PROBLEM DESCRIPTION ▸ In the listing below, count the lines containing the string "Sweden" and state only the number.

EXERCISE MATERIAL ▸
┄┄┄┄┄┄┄┄┄┄┄┄┄┄┄┄┄┄┄┄
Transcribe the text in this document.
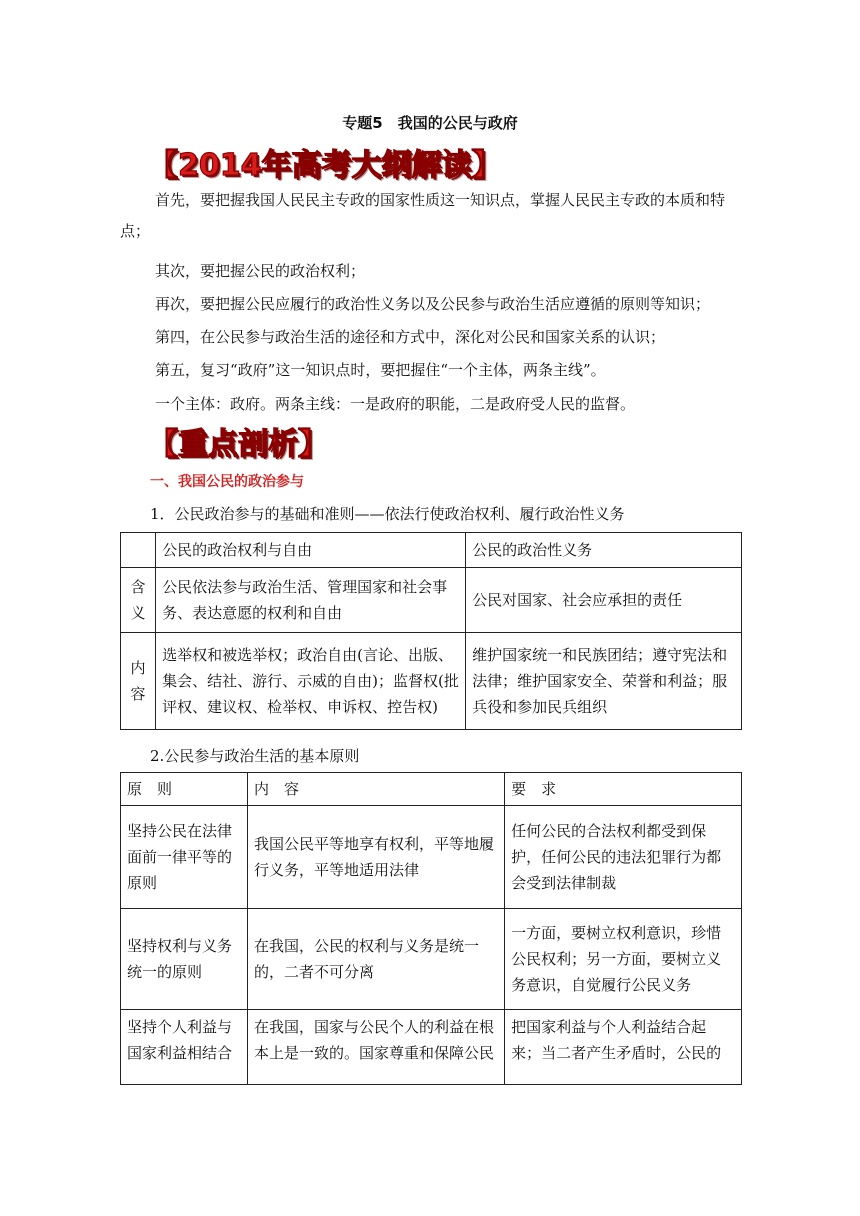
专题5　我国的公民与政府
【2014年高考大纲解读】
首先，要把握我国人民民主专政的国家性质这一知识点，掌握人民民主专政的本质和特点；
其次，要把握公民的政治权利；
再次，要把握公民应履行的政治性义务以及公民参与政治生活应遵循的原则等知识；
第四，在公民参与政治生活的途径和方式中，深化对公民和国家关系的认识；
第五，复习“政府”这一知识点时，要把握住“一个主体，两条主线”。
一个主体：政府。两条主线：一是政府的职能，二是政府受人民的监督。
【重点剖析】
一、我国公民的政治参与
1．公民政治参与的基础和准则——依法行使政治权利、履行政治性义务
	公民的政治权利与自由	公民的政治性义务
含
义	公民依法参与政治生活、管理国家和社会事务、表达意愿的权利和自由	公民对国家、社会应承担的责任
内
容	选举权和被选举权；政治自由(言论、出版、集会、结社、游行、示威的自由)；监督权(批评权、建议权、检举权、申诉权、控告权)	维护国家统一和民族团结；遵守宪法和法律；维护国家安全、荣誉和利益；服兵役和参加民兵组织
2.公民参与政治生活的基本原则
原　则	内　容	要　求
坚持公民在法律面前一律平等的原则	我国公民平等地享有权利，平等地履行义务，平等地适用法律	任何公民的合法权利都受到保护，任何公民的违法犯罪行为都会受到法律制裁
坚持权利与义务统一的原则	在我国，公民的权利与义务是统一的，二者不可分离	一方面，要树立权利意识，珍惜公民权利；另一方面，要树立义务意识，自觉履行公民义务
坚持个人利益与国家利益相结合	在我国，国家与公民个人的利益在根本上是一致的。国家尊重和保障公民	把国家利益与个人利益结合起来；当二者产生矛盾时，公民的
┄┄┄┄┄┄┄┄┄┄┄┄┄┄┄┄┄┄┄┄
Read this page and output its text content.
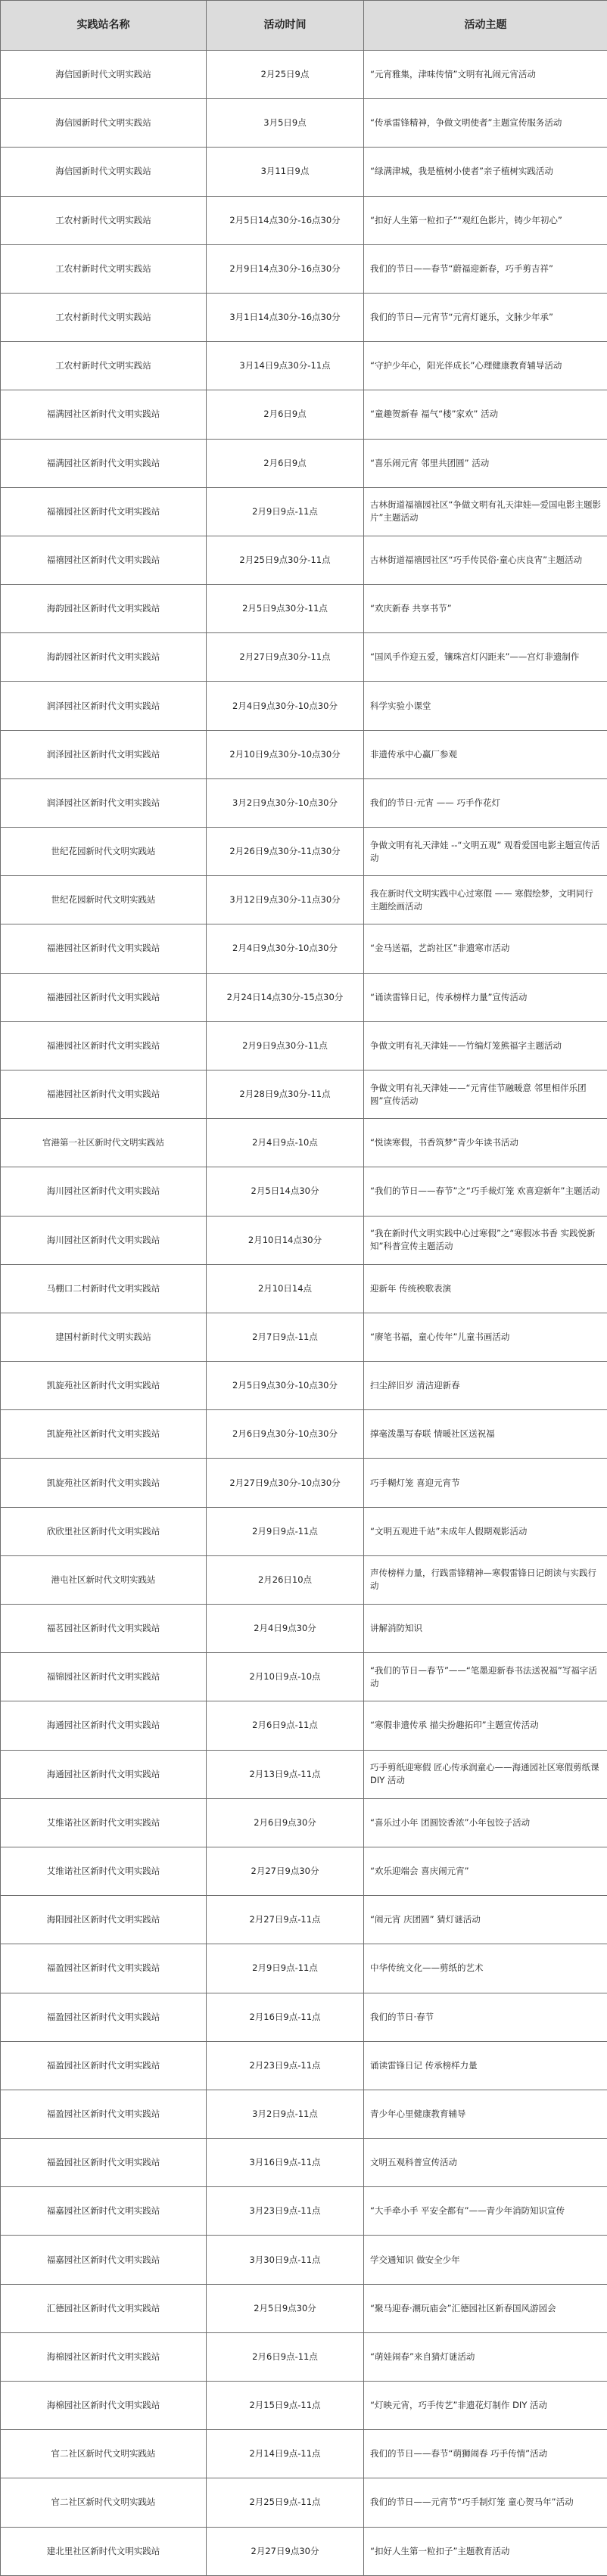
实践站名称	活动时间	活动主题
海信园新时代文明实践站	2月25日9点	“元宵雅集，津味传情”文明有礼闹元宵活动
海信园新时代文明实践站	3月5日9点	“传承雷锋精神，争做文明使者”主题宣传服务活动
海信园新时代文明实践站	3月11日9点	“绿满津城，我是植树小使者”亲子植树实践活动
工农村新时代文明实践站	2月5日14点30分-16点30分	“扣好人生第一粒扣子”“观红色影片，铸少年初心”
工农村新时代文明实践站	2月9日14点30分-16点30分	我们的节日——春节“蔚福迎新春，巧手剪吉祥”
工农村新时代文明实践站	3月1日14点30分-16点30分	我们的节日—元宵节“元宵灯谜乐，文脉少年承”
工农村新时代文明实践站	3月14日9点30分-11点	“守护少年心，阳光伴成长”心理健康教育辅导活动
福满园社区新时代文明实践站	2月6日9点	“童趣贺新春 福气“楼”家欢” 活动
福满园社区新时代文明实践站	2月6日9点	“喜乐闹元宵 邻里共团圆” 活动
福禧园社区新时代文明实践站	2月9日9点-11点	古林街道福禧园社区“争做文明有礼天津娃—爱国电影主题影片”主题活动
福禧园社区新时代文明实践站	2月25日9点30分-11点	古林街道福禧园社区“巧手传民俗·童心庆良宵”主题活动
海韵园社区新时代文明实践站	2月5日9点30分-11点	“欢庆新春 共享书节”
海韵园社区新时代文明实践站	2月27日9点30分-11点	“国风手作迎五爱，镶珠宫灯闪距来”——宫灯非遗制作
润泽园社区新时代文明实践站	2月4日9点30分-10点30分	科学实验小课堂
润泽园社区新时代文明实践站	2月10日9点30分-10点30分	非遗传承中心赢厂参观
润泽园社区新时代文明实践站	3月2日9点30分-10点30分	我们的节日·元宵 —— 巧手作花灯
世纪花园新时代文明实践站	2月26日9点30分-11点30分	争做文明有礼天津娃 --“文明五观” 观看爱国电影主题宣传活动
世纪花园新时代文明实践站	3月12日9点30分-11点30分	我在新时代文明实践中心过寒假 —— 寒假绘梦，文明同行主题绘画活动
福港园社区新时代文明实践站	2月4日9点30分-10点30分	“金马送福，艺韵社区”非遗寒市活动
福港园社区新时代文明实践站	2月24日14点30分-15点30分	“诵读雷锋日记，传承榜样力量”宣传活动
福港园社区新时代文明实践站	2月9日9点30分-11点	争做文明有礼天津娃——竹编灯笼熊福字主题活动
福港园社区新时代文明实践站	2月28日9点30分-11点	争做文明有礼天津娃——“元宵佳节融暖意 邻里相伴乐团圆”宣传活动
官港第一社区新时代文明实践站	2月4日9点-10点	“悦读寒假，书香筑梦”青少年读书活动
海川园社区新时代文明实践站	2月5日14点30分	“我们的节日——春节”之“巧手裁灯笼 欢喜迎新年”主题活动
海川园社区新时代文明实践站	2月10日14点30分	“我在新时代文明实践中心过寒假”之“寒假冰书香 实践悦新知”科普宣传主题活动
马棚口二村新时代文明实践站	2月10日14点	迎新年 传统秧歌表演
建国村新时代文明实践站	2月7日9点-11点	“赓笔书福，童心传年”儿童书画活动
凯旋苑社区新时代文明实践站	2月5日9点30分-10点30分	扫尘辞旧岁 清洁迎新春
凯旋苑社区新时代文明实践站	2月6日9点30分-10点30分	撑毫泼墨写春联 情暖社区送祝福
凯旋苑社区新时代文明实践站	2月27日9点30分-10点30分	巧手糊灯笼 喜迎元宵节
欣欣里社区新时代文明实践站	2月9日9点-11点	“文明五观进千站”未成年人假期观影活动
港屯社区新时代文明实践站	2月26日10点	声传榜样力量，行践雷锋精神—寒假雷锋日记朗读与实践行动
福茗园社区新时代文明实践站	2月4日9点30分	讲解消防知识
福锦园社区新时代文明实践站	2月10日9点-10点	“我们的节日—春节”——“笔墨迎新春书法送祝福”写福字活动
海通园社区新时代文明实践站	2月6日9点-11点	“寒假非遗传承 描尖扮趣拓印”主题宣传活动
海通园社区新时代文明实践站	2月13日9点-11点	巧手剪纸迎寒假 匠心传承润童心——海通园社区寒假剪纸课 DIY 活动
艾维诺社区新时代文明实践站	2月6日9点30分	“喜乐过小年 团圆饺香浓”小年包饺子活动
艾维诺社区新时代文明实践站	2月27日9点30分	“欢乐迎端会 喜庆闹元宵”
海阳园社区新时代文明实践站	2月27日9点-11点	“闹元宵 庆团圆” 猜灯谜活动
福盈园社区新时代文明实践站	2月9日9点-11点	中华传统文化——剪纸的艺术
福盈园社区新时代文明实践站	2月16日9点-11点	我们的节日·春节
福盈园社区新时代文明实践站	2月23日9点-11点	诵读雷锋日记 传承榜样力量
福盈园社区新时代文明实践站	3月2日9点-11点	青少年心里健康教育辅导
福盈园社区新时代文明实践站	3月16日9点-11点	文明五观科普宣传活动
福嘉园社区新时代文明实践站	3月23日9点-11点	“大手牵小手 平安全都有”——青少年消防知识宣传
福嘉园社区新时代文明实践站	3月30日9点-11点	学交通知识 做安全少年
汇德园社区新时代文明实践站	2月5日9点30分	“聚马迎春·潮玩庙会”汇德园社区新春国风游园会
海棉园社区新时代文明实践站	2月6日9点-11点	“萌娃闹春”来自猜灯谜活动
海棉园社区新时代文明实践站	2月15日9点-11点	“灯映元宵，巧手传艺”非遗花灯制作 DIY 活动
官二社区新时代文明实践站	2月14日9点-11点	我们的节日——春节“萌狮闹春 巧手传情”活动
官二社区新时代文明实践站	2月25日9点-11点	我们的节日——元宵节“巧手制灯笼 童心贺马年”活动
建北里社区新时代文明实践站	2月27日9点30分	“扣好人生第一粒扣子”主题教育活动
┄┄┄┄┄┄┄┄┄┄┄┄┄┄┄┄┄┄┄┄
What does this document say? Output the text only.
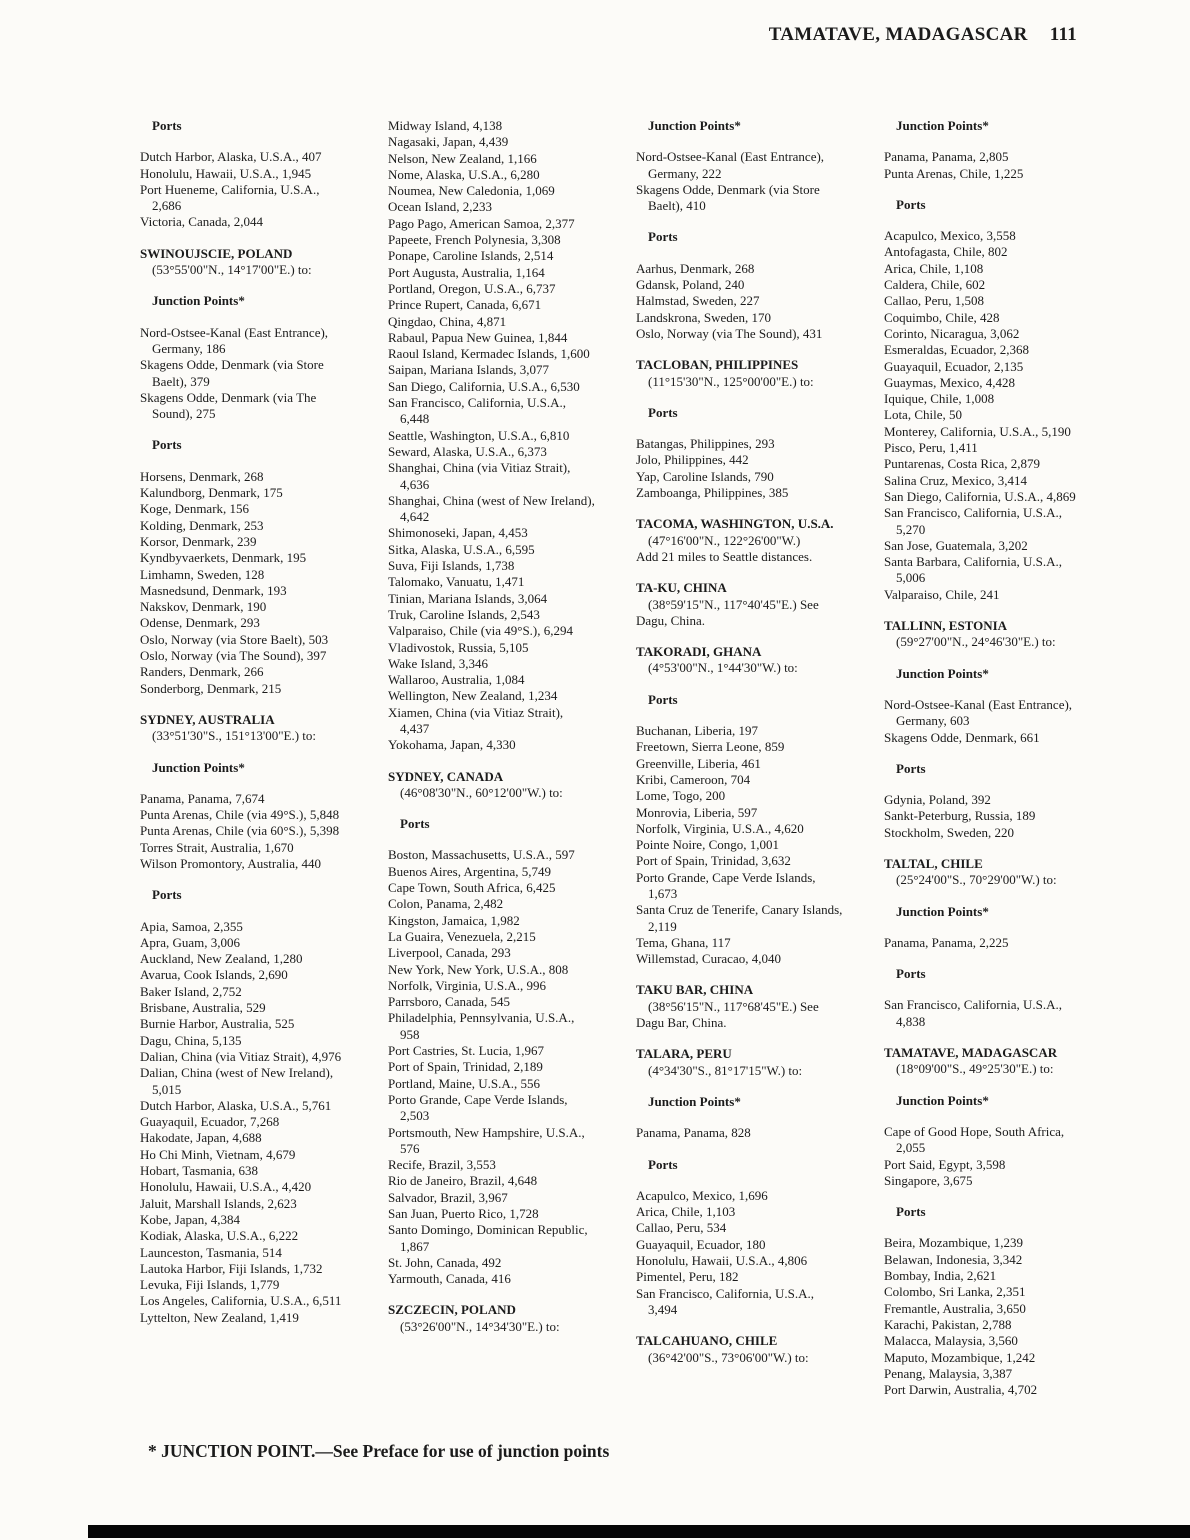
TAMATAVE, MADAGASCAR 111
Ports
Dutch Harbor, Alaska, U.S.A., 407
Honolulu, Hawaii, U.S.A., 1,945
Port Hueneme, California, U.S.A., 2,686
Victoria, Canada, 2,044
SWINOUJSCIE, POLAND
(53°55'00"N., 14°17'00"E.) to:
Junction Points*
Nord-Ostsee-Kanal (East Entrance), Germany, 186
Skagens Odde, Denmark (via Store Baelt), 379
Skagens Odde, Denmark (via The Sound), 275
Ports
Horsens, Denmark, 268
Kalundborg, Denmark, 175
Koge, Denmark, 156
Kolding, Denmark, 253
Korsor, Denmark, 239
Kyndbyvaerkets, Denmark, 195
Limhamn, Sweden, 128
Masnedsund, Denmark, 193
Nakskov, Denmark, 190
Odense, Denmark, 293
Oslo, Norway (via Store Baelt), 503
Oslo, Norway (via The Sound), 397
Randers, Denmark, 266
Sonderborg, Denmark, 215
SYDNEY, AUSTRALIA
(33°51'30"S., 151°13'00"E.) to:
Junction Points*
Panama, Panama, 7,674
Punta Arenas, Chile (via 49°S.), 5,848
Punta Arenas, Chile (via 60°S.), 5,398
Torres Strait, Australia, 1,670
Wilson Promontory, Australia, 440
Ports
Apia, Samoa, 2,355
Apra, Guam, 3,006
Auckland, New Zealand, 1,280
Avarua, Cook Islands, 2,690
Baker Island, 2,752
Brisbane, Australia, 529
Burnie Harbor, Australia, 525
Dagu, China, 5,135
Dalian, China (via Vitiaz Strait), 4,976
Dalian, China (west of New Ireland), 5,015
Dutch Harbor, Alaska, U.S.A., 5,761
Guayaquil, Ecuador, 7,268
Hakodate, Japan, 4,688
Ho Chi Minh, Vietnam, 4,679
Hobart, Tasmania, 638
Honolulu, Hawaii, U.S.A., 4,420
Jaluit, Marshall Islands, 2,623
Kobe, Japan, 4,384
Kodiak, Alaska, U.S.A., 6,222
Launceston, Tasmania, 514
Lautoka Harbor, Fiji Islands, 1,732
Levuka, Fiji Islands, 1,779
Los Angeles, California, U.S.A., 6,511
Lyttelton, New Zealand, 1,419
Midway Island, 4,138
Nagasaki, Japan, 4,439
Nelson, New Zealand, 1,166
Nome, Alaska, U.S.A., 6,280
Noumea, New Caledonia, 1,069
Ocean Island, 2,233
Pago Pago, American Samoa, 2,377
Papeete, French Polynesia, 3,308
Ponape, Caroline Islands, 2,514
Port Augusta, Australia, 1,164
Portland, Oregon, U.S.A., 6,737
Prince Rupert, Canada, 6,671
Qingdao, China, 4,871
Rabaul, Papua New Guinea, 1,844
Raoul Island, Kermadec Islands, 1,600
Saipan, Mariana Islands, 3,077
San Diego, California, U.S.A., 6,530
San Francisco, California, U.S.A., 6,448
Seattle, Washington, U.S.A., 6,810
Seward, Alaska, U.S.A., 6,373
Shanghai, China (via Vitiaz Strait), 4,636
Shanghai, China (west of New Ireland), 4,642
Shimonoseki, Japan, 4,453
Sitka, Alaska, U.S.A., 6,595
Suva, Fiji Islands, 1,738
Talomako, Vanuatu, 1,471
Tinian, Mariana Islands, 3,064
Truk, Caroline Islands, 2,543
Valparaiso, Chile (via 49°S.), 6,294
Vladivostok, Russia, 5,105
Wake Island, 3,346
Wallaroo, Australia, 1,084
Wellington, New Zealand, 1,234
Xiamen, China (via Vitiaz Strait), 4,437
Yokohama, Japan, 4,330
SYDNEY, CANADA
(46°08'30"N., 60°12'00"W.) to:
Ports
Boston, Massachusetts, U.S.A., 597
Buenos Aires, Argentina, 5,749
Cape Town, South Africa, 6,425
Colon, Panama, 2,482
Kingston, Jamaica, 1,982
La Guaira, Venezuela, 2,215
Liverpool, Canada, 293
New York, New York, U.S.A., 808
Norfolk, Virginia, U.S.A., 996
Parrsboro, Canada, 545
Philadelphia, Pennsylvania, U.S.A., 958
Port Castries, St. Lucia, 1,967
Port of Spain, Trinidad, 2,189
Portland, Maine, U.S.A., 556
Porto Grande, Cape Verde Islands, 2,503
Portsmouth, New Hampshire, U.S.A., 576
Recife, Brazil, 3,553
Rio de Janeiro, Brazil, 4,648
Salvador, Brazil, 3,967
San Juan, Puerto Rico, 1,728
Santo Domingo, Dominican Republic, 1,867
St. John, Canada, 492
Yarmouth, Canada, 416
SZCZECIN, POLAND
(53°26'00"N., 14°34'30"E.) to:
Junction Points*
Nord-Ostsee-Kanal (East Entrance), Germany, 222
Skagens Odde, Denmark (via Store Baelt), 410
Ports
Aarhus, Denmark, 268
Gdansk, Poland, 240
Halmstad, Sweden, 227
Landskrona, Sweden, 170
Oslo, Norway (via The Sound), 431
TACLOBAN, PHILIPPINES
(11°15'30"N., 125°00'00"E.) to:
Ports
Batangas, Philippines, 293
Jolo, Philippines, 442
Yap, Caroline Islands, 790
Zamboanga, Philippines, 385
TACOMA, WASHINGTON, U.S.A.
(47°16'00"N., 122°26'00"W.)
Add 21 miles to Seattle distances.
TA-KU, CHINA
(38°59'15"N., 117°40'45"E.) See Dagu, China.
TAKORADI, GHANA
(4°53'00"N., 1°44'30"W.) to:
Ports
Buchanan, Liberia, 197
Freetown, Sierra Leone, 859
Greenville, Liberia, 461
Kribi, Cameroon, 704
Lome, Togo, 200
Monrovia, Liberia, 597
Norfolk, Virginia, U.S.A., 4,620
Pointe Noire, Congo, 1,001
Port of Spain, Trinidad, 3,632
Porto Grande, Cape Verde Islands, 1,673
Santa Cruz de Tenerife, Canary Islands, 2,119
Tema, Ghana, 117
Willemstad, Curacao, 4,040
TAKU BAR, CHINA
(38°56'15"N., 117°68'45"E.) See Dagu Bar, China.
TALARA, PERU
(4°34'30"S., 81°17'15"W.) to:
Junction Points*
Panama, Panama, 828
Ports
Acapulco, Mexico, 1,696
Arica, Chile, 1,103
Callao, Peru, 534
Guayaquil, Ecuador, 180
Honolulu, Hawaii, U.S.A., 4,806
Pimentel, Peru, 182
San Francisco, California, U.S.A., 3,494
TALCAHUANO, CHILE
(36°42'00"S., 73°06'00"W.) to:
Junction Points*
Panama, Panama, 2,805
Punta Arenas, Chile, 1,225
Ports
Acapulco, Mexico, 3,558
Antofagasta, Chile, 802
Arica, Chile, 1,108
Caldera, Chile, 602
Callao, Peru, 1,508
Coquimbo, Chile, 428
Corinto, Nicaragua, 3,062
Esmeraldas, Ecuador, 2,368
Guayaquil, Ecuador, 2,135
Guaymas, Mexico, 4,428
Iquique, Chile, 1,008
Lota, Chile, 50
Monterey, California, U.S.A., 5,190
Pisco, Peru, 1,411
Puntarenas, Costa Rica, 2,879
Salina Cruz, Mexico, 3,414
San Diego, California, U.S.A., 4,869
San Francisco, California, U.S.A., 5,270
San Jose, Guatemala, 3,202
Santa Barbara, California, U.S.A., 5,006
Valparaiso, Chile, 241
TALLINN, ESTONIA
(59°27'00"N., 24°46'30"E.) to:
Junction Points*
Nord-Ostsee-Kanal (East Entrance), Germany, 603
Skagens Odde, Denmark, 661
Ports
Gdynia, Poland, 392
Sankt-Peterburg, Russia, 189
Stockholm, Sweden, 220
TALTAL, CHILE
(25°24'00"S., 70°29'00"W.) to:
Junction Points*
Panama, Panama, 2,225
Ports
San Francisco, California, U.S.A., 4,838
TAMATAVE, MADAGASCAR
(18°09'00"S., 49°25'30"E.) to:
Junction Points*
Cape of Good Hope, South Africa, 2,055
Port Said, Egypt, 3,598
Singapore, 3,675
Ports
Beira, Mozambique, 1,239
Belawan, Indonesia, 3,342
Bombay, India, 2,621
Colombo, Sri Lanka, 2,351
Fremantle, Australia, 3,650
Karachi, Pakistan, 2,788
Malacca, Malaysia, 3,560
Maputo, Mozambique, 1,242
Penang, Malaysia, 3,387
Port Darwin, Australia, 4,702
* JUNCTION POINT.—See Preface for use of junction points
┄┄┄┄┄┄┄┄┄┄┄┄┄┄┄┄┄┄┄┄
EXERCISE SOLUTION ▸ 4